* _Job_: Copy the listing below, changing every "staticText" to "textLabel" and leaving everything else unchanged.
— Start Dataset content —
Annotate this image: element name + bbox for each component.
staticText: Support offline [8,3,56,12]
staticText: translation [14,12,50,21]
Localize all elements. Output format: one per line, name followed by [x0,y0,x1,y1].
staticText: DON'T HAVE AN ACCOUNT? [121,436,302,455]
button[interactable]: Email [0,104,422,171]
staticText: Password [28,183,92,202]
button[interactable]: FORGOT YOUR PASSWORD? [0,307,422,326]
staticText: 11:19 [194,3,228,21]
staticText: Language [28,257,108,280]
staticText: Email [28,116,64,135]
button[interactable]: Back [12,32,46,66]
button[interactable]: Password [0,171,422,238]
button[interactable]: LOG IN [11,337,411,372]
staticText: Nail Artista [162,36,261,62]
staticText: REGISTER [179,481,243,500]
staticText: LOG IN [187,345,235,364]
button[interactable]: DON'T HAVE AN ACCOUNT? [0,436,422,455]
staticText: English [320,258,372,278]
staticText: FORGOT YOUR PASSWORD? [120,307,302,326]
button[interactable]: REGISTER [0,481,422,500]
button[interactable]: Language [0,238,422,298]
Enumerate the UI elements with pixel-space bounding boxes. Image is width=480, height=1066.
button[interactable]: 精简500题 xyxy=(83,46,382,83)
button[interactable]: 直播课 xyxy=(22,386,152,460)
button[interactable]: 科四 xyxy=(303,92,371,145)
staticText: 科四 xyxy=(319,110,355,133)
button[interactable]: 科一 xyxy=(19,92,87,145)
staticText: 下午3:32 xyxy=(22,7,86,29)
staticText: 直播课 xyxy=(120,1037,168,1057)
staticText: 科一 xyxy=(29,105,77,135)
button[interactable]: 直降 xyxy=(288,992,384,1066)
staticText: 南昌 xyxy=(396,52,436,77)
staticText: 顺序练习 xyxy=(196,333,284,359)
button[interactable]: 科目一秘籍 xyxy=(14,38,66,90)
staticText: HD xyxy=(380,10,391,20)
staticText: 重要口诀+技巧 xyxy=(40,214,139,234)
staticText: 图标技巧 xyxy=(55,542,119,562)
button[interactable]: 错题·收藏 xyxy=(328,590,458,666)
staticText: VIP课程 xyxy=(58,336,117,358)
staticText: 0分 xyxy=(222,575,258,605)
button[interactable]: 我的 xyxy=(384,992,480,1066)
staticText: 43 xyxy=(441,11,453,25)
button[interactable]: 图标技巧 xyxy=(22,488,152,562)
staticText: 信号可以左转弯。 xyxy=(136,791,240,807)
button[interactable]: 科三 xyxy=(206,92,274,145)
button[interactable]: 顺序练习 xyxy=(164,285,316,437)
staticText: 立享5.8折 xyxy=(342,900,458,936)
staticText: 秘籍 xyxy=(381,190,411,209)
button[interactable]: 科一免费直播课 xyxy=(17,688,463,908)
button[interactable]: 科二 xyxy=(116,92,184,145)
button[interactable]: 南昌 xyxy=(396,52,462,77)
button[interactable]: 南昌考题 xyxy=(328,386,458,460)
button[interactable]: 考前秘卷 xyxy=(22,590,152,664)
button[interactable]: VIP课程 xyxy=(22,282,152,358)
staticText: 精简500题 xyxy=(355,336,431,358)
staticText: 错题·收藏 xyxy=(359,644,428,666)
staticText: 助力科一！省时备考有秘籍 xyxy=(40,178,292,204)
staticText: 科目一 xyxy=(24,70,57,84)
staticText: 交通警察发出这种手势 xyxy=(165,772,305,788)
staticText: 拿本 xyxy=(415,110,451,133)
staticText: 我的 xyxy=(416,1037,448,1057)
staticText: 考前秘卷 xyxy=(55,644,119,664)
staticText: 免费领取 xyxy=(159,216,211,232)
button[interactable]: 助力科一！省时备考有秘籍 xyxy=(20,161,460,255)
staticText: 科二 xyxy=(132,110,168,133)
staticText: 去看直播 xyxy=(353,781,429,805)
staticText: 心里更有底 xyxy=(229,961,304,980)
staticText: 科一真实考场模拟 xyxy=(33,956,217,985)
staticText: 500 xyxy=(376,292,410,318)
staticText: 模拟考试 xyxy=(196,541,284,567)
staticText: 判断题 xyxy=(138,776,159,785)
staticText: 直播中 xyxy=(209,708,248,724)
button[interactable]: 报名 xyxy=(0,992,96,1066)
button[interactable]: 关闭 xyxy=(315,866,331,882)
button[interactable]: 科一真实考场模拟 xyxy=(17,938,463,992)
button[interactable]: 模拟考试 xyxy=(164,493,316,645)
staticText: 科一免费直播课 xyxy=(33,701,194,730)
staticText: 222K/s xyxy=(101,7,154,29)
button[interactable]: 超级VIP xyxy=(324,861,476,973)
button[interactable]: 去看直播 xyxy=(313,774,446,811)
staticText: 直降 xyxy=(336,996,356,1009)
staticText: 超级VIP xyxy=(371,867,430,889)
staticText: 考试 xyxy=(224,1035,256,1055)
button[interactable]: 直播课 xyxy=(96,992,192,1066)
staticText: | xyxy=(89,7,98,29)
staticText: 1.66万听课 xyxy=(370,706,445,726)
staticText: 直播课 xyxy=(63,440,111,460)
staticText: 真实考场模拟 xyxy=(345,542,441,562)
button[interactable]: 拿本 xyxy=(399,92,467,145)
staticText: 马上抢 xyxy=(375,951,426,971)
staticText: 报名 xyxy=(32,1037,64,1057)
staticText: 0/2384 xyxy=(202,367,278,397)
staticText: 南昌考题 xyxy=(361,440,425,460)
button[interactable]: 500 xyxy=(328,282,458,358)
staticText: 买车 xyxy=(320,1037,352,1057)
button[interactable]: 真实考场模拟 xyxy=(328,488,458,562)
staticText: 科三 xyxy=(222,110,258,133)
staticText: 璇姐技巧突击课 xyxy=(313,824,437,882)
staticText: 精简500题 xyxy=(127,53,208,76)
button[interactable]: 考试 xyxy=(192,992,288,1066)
— End Dataset content —
* _The response_:
Annotate this image: element name + bbox for each component.
textLabel: Support offline [8,3,56,12]
textLabel: translation [14,12,50,21]
Localize all elements. Output format: one per line, name followed by [x0,y0,x1,y1].
textLabel: DON'T HAVE AN ACCOUNT? [121,436,302,455]
button[interactable]: Email [0,104,422,171]
textLabel: Password [28,183,92,202]
button[interactable]: FORGOT YOUR PASSWORD? [0,307,422,326]
textLabel: 11:19 [194,3,228,21]
textLabel: Language [28,257,108,280]
textLabel: Email [28,116,64,135]
button[interactable]: Back [12,32,46,66]
button[interactable]: Password [0,171,422,238]
button[interactable]: LOG IN [11,337,411,372]
textLabel: Nail Artista [162,36,261,62]
textLabel: REGISTER [179,481,243,500]
textLabel: LOG IN [187,345,235,364]
button[interactable]: DON'T HAVE AN ACCOUNT? [0,436,422,455]
textLabel: English [320,258,372,278]
textLabel: FORGOT YOUR PASSWORD? [120,307,302,326]
button[interactable]: REGISTER [0,481,422,500]
button[interactable]: Language [0,238,422,298]
Enumerate the UI elements with pixel-space bounding boxes. Image is width=480, height=1066.
button[interactable]: 精简500题 xyxy=(83,46,382,83)
button[interactable]: 直播课 xyxy=(22,386,152,460)
button[interactable]: 科四 xyxy=(303,92,371,145)
textLabel: 科四 xyxy=(319,110,355,133)
button[interactable]: 科一 xyxy=(19,92,87,145)
textLabel: 下午3:32 xyxy=(22,7,86,29)
textLabel: 直播课 xyxy=(120,1037,168,1057)
textLabel: 科一 xyxy=(29,105,77,135)
button[interactable]: 直降 xyxy=(288,992,384,1066)
textLabel: 南昌 xyxy=(396,52,436,77)
textLabel: 顺序练习 xyxy=(196,333,284,359)
button[interactable]: 科目一秘籍 xyxy=(14,38,66,90)
textLabel: HD xyxy=(380,10,391,20)
textLabel: 重要口诀+技巧 xyxy=(40,214,139,234)
textLabel: 图标技巧 xyxy=(55,542,119,562)
button[interactable]: 错题·收藏 xyxy=(328,590,458,666)
textLabel: VIP课程 xyxy=(58,336,117,358)
textLabel: 0分 xyxy=(222,575,258,605)
button[interactable]: 我的 xyxy=(384,992,480,1066)
textLabel: 43 xyxy=(441,11,453,25)
button[interactable]: 图标技巧 xyxy=(22,488,152,562)
textLabel: 信号可以左转弯。 xyxy=(136,791,240,807)
button[interactable]: 科三 xyxy=(206,92,274,145)
button[interactable]: 顺序练习 xyxy=(164,285,316,437)
textLabel: 立享5.8折 xyxy=(342,900,458,936)
textLabel: 秘籍 xyxy=(381,190,411,209)
button[interactable]: 科一免费直播课 xyxy=(17,688,463,908)
button[interactable]: 科二 xyxy=(116,92,184,145)
button[interactable]: 南昌 xyxy=(396,52,462,77)
button[interactable]: 南昌考题 xyxy=(328,386,458,460)
button[interactable]: 考前秘卷 xyxy=(22,590,152,664)
button[interactable]: VIP课程 xyxy=(22,282,152,358)
textLabel: 精简500题 xyxy=(355,336,431,358)
textLabel: 错题·收藏 xyxy=(359,644,428,666)
textLabel: 助力科一！省时备考有秘籍 xyxy=(40,178,292,204)
textLabel: 科目一 xyxy=(24,70,57,84)
textLabel: 交通警察发出这种手势 xyxy=(165,772,305,788)
textLabel: 拿本 xyxy=(415,110,451,133)
textLabel: 我的 xyxy=(416,1037,448,1057)
textLabel: 考前秘卷 xyxy=(55,644,119,664)
textLabel: 免费领取 xyxy=(159,216,211,232)
button[interactable]: 助力科一！省时备考有秘籍 xyxy=(20,161,460,255)
textLabel: 科二 xyxy=(132,110,168,133)
textLabel: 去看直播 xyxy=(353,781,429,805)
textLabel: 心里更有底 xyxy=(229,961,304,980)
textLabel: 科一真实考场模拟 xyxy=(33,956,217,985)
textLabel: 500 xyxy=(376,292,410,318)
textLabel: 模拟考试 xyxy=(196,541,284,567)
textLabel: 判断题 xyxy=(138,776,159,785)
textLabel: 直播中 xyxy=(209,708,248,724)
button[interactable]: 报名 xyxy=(0,992,96,1066)
button[interactable]: 关闭 xyxy=(315,866,331,882)
button[interactable]: 科一真实考场模拟 xyxy=(17,938,463,992)
button[interactable]: 模拟考试 xyxy=(164,493,316,645)
textLabel: 科一免费直播课 xyxy=(33,701,194,730)
textLabel: 222K/s xyxy=(101,7,154,29)
button[interactable]: 超级VIP xyxy=(324,861,476,973)
button[interactable]: 去看直播 xyxy=(313,774,446,811)
textLabel: 直降 xyxy=(336,996,356,1009)
textLabel: 超级VIP xyxy=(371,867,430,889)
textLabel: 考试 xyxy=(224,1035,256,1055)
button[interactable]: 直播课 xyxy=(96,992,192,1066)
textLabel: | xyxy=(89,7,98,29)
textLabel: 1.66万听课 xyxy=(370,706,445,726)
textLabel: 直播课 xyxy=(63,440,111,460)
textLabel: 真实考场模拟 xyxy=(345,542,441,562)
button[interactable]: 拿本 xyxy=(399,92,467,145)
textLabel: 马上抢 xyxy=(375,951,426,971)
textLabel: 报名 xyxy=(32,1037,64,1057)
textLabel: 0/2384 xyxy=(202,367,278,397)
textLabel: 南昌考题 xyxy=(361,440,425,460)
button[interactable]: 500 xyxy=(328,282,458,358)
textLabel: 买车 xyxy=(320,1037,352,1057)
button[interactable]: 真实考场模拟 xyxy=(328,488,458,562)
textLabel: 科三 xyxy=(222,110,258,133)
textLabel: 璇姐技巧突击课 xyxy=(313,824,437,882)
textLabel: 精简500题 xyxy=(127,53,208,76)
button[interactable]: 考试 xyxy=(192,992,288,1066)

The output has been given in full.